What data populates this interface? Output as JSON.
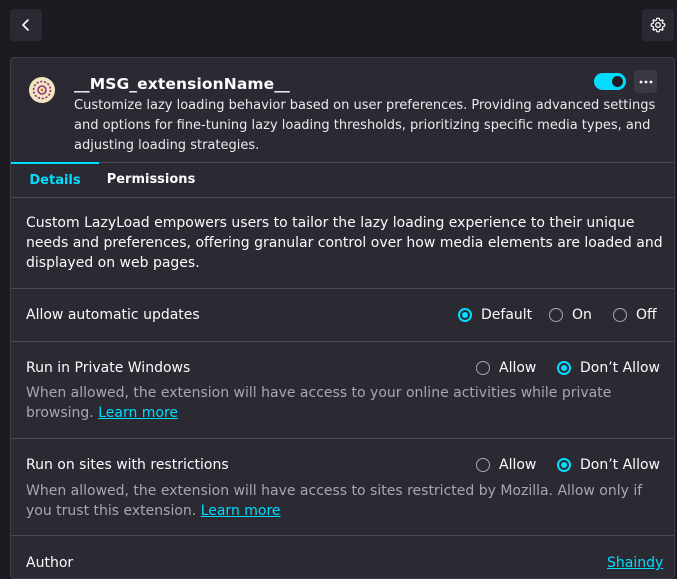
{
  "icons": {
    "back": "chevron-left-icon",
    "settings": "gear-icon",
    "extension": "extension-logo-icon",
    "more": "more-options-icon"
  },
  "colors": {
    "accent": "#00ddff",
    "background": "#1c1b22",
    "card": "#2b2a33",
    "muted_text": "#a8a7ae"
  },
  "extension": {
    "name": "__MSG_extensionName__",
    "description": "Customize lazy loading behavior based on user preferences. Providing advanced settings and options for fine-tuning lazy loading thresholds, prioritizing specific media types, and adjusting loading strategies.",
    "enabled": true
  },
  "tabs": [
    {
      "label": "Details",
      "active": true
    },
    {
      "label": "Permissions",
      "active": false
    }
  ],
  "overview": "Custom LazyLoad empowers users to tailor the lazy loading experience to their unique needs and preferences, offering granular control over how media elements are loaded and displayed on web pages.",
  "updates": {
    "label": "Allow automatic updates",
    "options": [
      "Default",
      "On",
      "Off"
    ],
    "selected": "Default"
  },
  "private_windows": {
    "label": "Run in Private Windows",
    "options": [
      "Allow",
      "Don’t Allow"
    ],
    "selected": "Don’t Allow",
    "description": "When allowed, the extension will have access to your online activities while private browsing.",
    "link": "Learn more"
  },
  "restricted_sites": {
    "label": "Run on sites with restrictions",
    "options": [
      "Allow",
      "Don’t Allow"
    ],
    "selected": "Don’t Allow",
    "description": "When allowed, the extension will have access to sites restricted by Mozilla. Allow only if you trust this extension.",
    "link": "Learn more"
  },
  "author": {
    "label": "Author",
    "value": "Shaindy"
  }
}
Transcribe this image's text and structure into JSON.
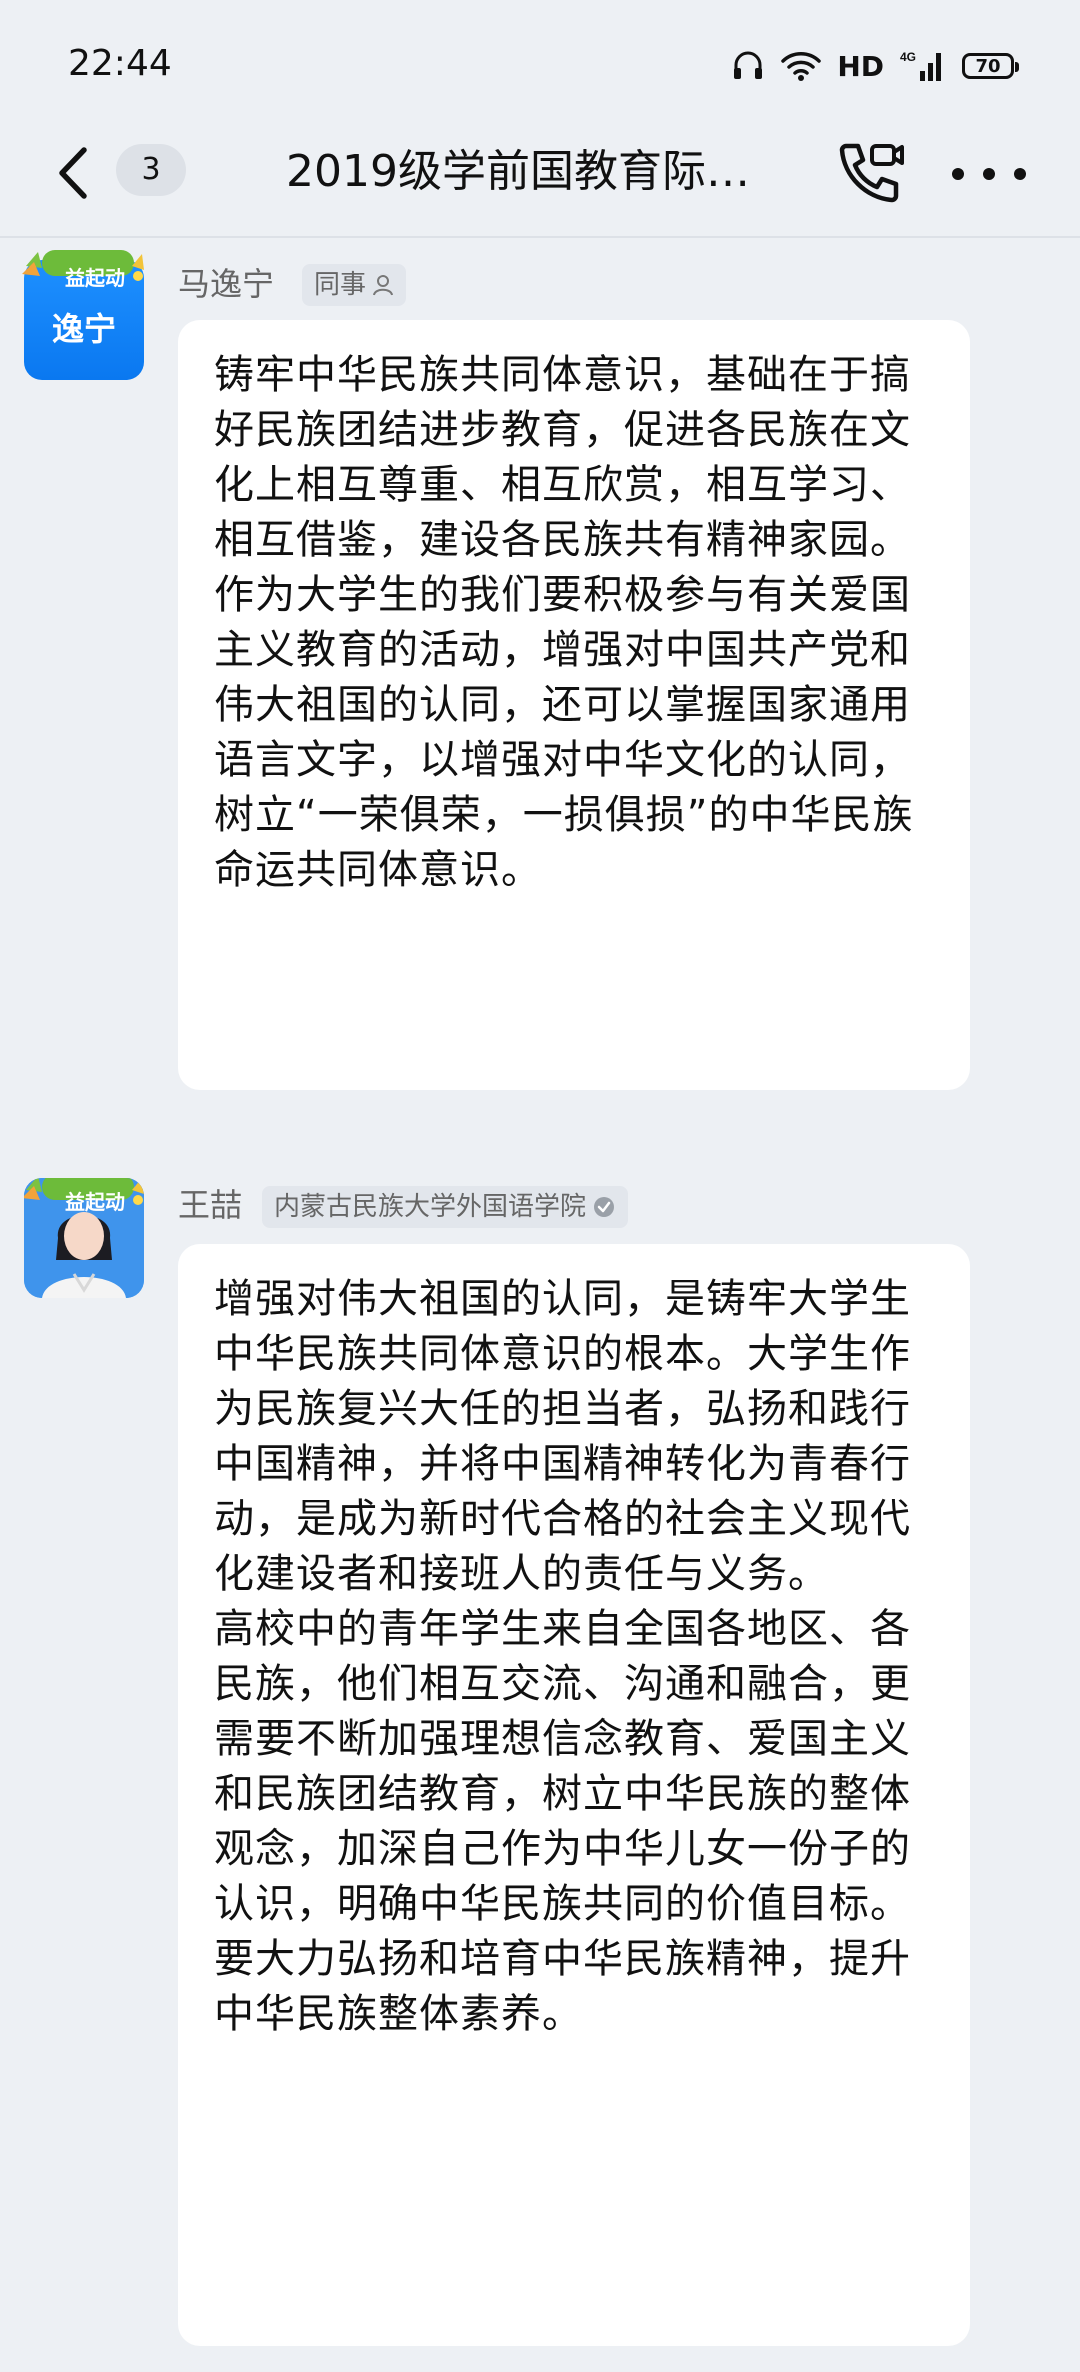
{
  "status_bar": {
    "time": "22:44",
    "network": "HD",
    "network_gen": "4G",
    "battery": "70"
  },
  "nav": {
    "unread_count": "3",
    "title": "2019级学前国教育际…"
  },
  "messages": [
    {
      "sender": "马逸宁",
      "tag": "同事",
      "avatar_text": "逸宁",
      "avatar_badge": "益起动",
      "text": "铸牢中华民族共同体意识，基础在于搞好民族团结进步教育，促进各民族在文化上相互尊重、相互欣赏，相互学习、相互借鉴，建设各民族共有精神家园。作为大学生的我们要积极参与有关爱国主义教育的活动，增强对中国共产党和伟大祖国的认同，还可以掌握国家通用语言文字，以增强对中华文化的认同，树立“一荣俱荣，一损俱损”的中华民族命运共同体意识。"
    },
    {
      "sender": "王喆",
      "tag": "内蒙古民族大学外国语学院",
      "avatar_badge": "益起动",
      "text": "增强对伟大祖国的认同，是铸牢大学生中华民族共同体意识的根本。大学生作为民族复兴大任的担当者，弘扬和践行中国精神，并将中国精神转化为青春行动，是成为新时代合格的社会主义现代化建设者和接班人的责任与义务。\n高校中的青年学生来自全国各地区、各民族，他们相互交流、沟通和融合，更需要不断加强理想信念教育、爱国主义和民族团结教育，树立中华民族的整体观念，加深自己作为中华儿女一份子的认识，明确中华民族共同的价值目标。要大力弘扬和培育中华民族精神，提升中华民族整体素养。"
    }
  ]
}
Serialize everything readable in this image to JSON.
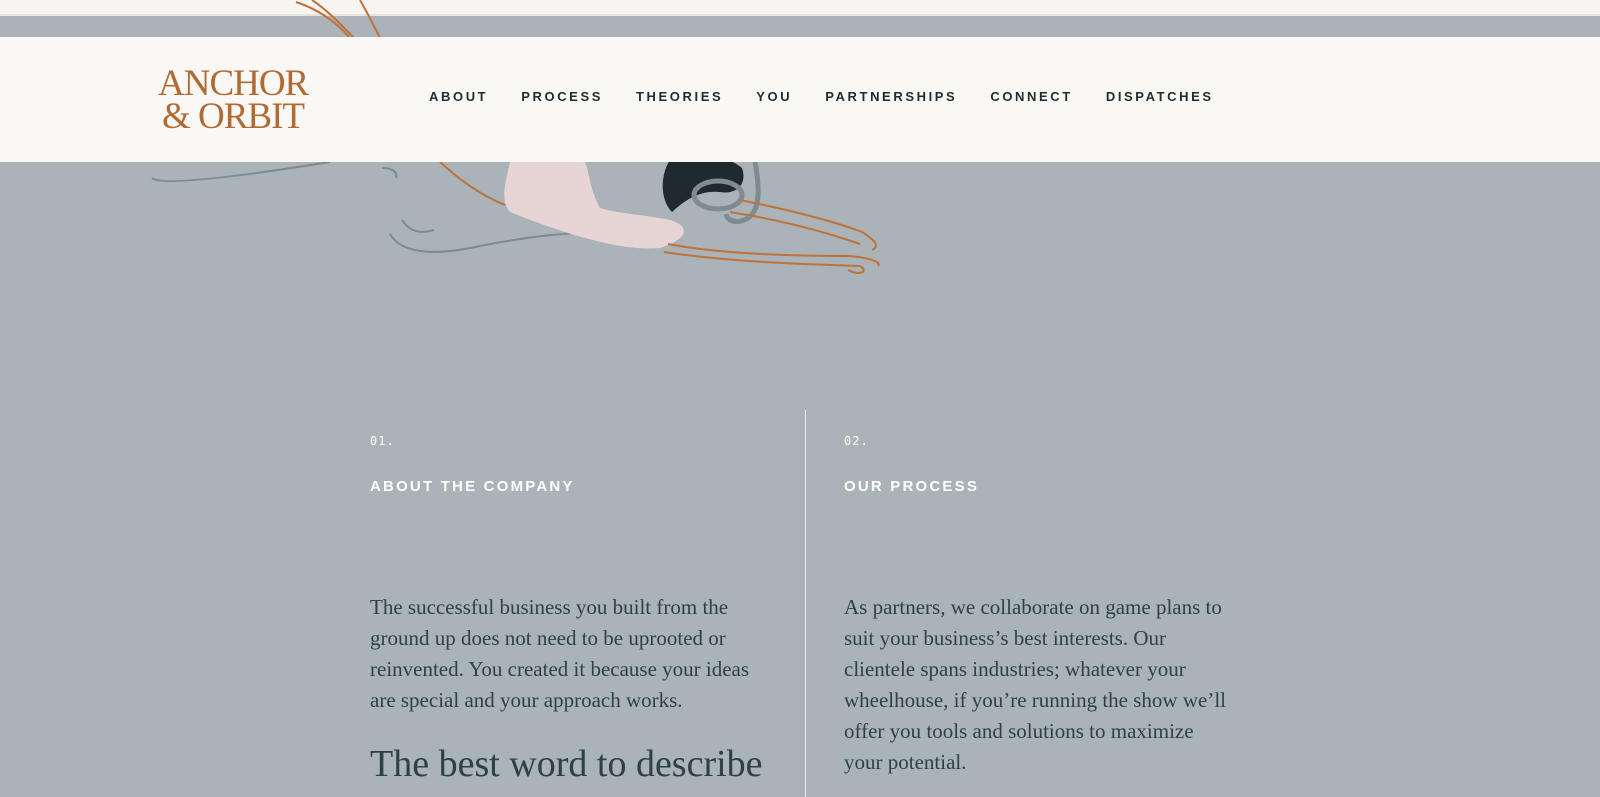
{
  "logo": {
    "line1": "ANCHOR",
    "line2": "& ORBIT"
  },
  "nav": [
    {
      "label": "ABOUT"
    },
    {
      "label": "PROCESS"
    },
    {
      "label": "THEORIES"
    },
    {
      "label": "YOU"
    },
    {
      "label": "PARTNERSHIPS"
    },
    {
      "label": "CONNECT"
    },
    {
      "label": "DISPATCHES"
    }
  ],
  "sections": [
    {
      "number": "01.",
      "heading": "ABOUT THE COMPANY",
      "body": "The successful business you built from the ground up does not need to be uprooted or reinvented. You created it because your ideas are special and your approach works.",
      "large": "The best word to describe"
    },
    {
      "number": "02.",
      "heading": "OUR PROCESS",
      "body": "As partners, we collaborate on game plans to suit your business’s best interests. Our clientele spans industries; whatever your wheelhouse, if you’re running the show we’ll offer you tools and solutions to maximize your potential."
    }
  ],
  "colors": {
    "background": "#a9b3b8",
    "header": "#f9f8f5",
    "brand": "#b06b34",
    "nav_text": "#1e2c33",
    "body_text": "#2f4148"
  }
}
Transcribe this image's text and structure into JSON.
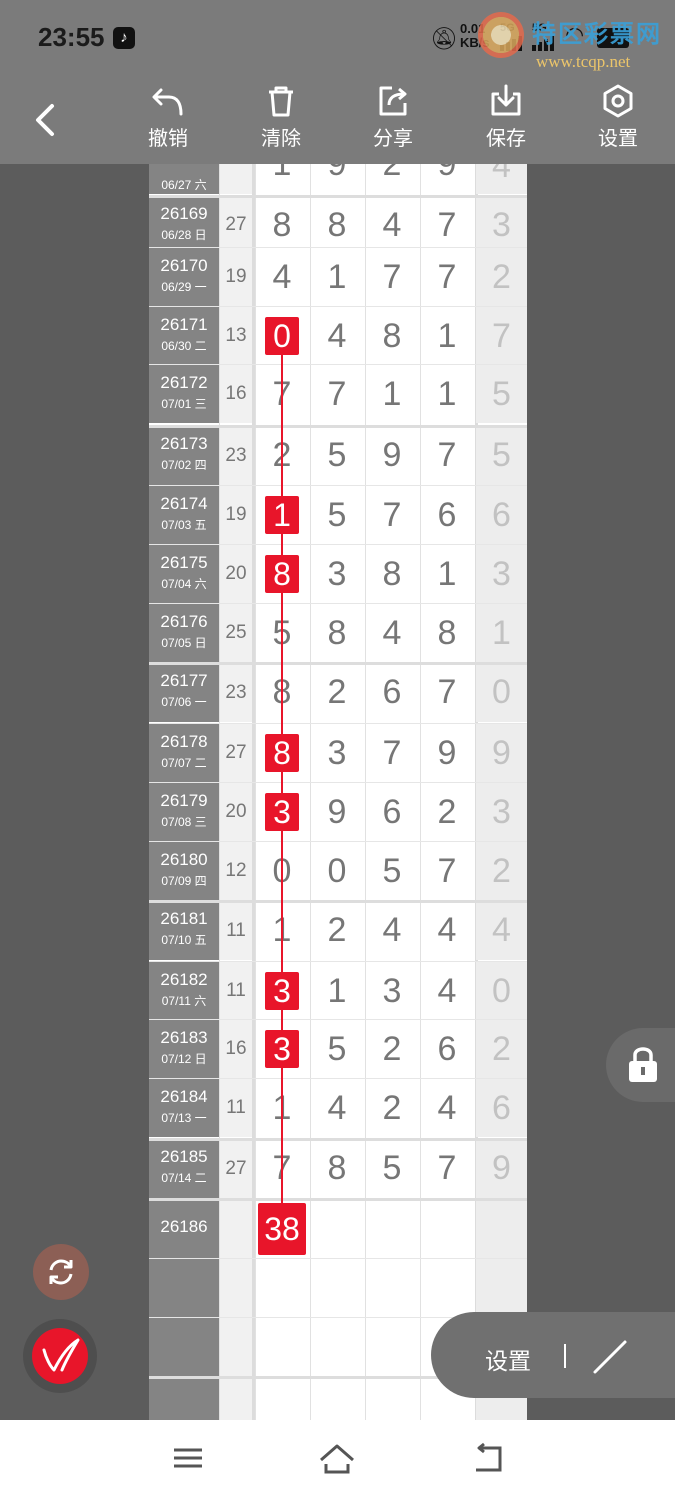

——————————

--- Given instruction ---
Provide the number of lines in the data above that contain the string "will", and nothing else.

--- Result for this task ---
2